EXERCISE AIM -
Retype the listing that follows, exactly as written.

· · · · · · ·

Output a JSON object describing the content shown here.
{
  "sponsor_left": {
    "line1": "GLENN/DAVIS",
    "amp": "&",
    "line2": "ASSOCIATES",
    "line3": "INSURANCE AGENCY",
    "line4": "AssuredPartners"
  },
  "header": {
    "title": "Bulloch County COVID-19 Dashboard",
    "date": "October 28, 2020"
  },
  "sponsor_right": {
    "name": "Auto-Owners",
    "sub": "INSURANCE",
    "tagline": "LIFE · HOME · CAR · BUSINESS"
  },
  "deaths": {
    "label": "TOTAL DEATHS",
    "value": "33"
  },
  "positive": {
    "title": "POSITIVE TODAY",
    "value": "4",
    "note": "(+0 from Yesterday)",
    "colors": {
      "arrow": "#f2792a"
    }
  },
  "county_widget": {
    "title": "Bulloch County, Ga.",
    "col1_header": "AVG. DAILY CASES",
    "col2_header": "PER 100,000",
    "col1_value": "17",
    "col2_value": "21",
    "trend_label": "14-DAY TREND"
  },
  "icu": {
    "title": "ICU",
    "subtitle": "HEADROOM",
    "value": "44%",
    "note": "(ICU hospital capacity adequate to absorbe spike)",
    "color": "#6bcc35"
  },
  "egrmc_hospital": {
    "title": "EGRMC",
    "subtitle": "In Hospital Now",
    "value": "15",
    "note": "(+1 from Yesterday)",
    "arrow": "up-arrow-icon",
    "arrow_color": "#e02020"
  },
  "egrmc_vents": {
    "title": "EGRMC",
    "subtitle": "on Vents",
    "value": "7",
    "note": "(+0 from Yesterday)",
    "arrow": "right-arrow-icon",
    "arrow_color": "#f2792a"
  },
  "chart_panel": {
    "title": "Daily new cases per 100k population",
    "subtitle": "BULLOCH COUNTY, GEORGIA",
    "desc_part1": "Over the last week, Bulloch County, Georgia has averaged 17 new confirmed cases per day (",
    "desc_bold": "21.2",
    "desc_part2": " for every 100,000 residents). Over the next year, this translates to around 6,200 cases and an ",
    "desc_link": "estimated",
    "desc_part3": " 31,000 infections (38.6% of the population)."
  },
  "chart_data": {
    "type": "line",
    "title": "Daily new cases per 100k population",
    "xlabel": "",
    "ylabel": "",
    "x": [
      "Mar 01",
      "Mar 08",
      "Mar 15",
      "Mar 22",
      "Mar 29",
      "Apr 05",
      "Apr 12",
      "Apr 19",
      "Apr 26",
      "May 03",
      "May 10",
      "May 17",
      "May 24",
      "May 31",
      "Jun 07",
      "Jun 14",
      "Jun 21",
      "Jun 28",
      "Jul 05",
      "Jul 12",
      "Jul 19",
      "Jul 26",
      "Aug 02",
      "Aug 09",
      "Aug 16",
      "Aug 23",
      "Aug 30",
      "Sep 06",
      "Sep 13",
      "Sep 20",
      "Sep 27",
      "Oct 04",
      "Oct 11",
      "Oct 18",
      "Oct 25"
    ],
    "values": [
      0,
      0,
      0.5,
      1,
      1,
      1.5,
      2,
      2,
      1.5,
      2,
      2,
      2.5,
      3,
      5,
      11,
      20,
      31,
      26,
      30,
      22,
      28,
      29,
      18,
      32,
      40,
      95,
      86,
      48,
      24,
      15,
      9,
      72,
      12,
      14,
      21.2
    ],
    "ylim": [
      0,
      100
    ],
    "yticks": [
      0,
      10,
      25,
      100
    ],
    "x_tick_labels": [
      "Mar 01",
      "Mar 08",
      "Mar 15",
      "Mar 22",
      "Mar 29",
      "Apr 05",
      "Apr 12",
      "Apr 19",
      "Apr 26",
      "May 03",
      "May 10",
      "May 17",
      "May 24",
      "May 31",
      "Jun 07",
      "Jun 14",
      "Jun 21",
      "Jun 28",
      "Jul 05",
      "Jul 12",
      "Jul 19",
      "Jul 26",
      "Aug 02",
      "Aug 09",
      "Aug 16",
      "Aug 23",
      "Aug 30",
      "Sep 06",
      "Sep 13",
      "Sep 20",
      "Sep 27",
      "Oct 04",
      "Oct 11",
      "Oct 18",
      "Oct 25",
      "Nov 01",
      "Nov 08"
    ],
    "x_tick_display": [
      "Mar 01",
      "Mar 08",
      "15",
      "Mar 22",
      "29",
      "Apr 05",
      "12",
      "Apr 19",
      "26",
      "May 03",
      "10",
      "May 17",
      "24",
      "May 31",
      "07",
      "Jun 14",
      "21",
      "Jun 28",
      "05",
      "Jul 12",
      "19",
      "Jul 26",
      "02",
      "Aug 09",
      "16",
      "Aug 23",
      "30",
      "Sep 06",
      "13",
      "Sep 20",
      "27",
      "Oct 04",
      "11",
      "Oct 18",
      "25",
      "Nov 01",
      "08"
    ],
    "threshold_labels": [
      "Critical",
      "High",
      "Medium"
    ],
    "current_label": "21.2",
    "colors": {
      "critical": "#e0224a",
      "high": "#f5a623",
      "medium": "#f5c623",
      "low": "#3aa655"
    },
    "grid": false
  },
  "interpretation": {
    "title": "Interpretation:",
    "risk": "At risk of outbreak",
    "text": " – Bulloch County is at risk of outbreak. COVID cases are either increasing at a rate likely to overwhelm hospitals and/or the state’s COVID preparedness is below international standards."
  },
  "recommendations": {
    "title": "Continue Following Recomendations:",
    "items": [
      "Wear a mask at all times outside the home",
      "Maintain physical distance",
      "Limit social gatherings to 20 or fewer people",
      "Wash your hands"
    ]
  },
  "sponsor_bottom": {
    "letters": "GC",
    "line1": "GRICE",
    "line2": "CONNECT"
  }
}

· · · · · · ·

FINISHED EXERCISE -
Output a JSON object describing the content shown here.
{
  "sponsor_left": {
    "line1": "GLENN/DAVIS",
    "amp": "&",
    "line2": "ASSOCIATES",
    "line3": "INSURANCE AGENCY",
    "line4": "AssuredPartners"
  },
  "header": {
    "title": "Bulloch County COVID-19 Dashboard",
    "date": "October 28, 2020"
  },
  "sponsor_right": {
    "name": "Auto-Owners",
    "sub": "INSURANCE",
    "tagline": "LIFE · HOME · CAR · BUSINESS"
  },
  "deaths": {
    "label": "TOTAL DEATHS",
    "value": "33"
  },
  "positive": {
    "title": "POSITIVE TODAY",
    "value": "4",
    "note": "(+0 from Yesterday)",
    "colors": {
      "arrow": "#f2792a"
    }
  },
  "county_widget": {
    "title": "Bulloch County, Ga.",
    "col1_header": "AVG. DAILY CASES",
    "col2_header": "PER 100,000",
    "col1_value": "17",
    "col2_value": "21",
    "trend_label": "14-DAY TREND"
  },
  "icu": {
    "title": "ICU",
    "subtitle": "HEADROOM",
    "value": "44%",
    "note": "(ICU hospital capacity adequate to absorbe spike)",
    "color": "#6bcc35"
  },
  "egrmc_hospital": {
    "title": "EGRMC",
    "subtitle": "In Hospital Now",
    "value": "15",
    "note": "(+1 from Yesterday)",
    "arrow": "up-arrow-icon",
    "arrow_color": "#e02020"
  },
  "egrmc_vents": {
    "title": "EGRMC",
    "subtitle": "on Vents",
    "value": "7",
    "note": "(+0 from Yesterday)",
    "arrow": "right-arrow-icon",
    "arrow_color": "#f2792a"
  },
  "chart_panel": {
    "title": "Daily new cases per 100k population",
    "subtitle": "BULLOCH COUNTY, GEORGIA",
    "desc_part1": "Over the last week, Bulloch County, Georgia has averaged 17 new confirmed cases per day (",
    "desc_bold": "21.2",
    "desc_part2": " for every 100,000 residents). Over the next year, this translates to around 6,200 cases and an ",
    "desc_link": "estimated",
    "desc_part3": " 31,000 infections (38.6% of the population)."
  },
  "chart_data": {
    "type": "line",
    "title": "Daily new cases per 100k population",
    "xlabel": "",
    "ylabel": "",
    "x": [
      "Mar 01",
      "Mar 08",
      "Mar 15",
      "Mar 22",
      "Mar 29",
      "Apr 05",
      "Apr 12",
      "Apr 19",
      "Apr 26",
      "May 03",
      "May 10",
      "May 17",
      "May 24",
      "May 31",
      "Jun 07",
      "Jun 14",
      "Jun 21",
      "Jun 28",
      "Jul 05",
      "Jul 12",
      "Jul 19",
      "Jul 26",
      "Aug 02",
      "Aug 09",
      "Aug 16",
      "Aug 23",
      "Aug 30",
      "Sep 06",
      "Sep 13",
      "Sep 20",
      "Sep 27",
      "Oct 04",
      "Oct 11",
      "Oct 18",
      "Oct 25"
    ],
    "values": [
      0,
      0,
      0.5,
      1,
      1,
      1.5,
      2,
      2,
      1.5,
      2,
      2,
      2.5,
      3,
      5,
      11,
      20,
      31,
      26,
      30,
      22,
      28,
      29,
      18,
      32,
      40,
      95,
      86,
      48,
      24,
      15,
      9,
      72,
      12,
      14,
      21.2
    ],
    "ylim": [
      0,
      100
    ],
    "yticks": [
      0,
      10,
      25,
      100
    ],
    "x_tick_labels": [
      "Mar 01",
      "Mar 08",
      "Mar 15",
      "Mar 22",
      "Mar 29",
      "Apr 05",
      "Apr 12",
      "Apr 19",
      "Apr 26",
      "May 03",
      "May 10",
      "May 17",
      "May 24",
      "May 31",
      "Jun 07",
      "Jun 14",
      "Jun 21",
      "Jun 28",
      "Jul 05",
      "Jul 12",
      "Jul 19",
      "Jul 26",
      "Aug 02",
      "Aug 09",
      "Aug 16",
      "Aug 23",
      "Aug 30",
      "Sep 06",
      "Sep 13",
      "Sep 20",
      "Sep 27",
      "Oct 04",
      "Oct 11",
      "Oct 18",
      "Oct 25",
      "Nov 01",
      "Nov 08"
    ],
    "x_tick_display": [
      "Mar 01",
      "Mar 08",
      "15",
      "Mar 22",
      "29",
      "Apr 05",
      "12",
      "Apr 19",
      "26",
      "May 03",
      "10",
      "May 17",
      "24",
      "May 31",
      "07",
      "Jun 14",
      "21",
      "Jun 28",
      "05",
      "Jul 12",
      "19",
      "Jul 26",
      "02",
      "Aug 09",
      "16",
      "Aug 23",
      "30",
      "Sep 06",
      "13",
      "Sep 20",
      "27",
      "Oct 04",
      "11",
      "Oct 18",
      "25",
      "Nov 01",
      "08"
    ],
    "threshold_labels": [
      "Critical",
      "High",
      "Medium"
    ],
    "current_label": "21.2",
    "colors": {
      "critical": "#e0224a",
      "high": "#f5a623",
      "medium": "#f5c623",
      "low": "#3aa655"
    },
    "grid": false
  },
  "interpretation": {
    "title": "Interpretation:",
    "risk": "At risk of outbreak",
    "text": " – Bulloch County is at risk of outbreak. COVID cases are either increasing at a rate likely to overwhelm hospitals and/or the state’s COVID preparedness is below international standards."
  },
  "recommendations": {
    "title": "Continue Following Recomendations:",
    "items": [
      "Wear a mask at all times outside the home",
      "Maintain physical distance",
      "Limit social gatherings to 20 or fewer people",
      "Wash your hands"
    ]
  },
  "sponsor_bottom": {
    "letters": "GC",
    "line1": "GRICE",
    "line2": "CONNECT"
  }
}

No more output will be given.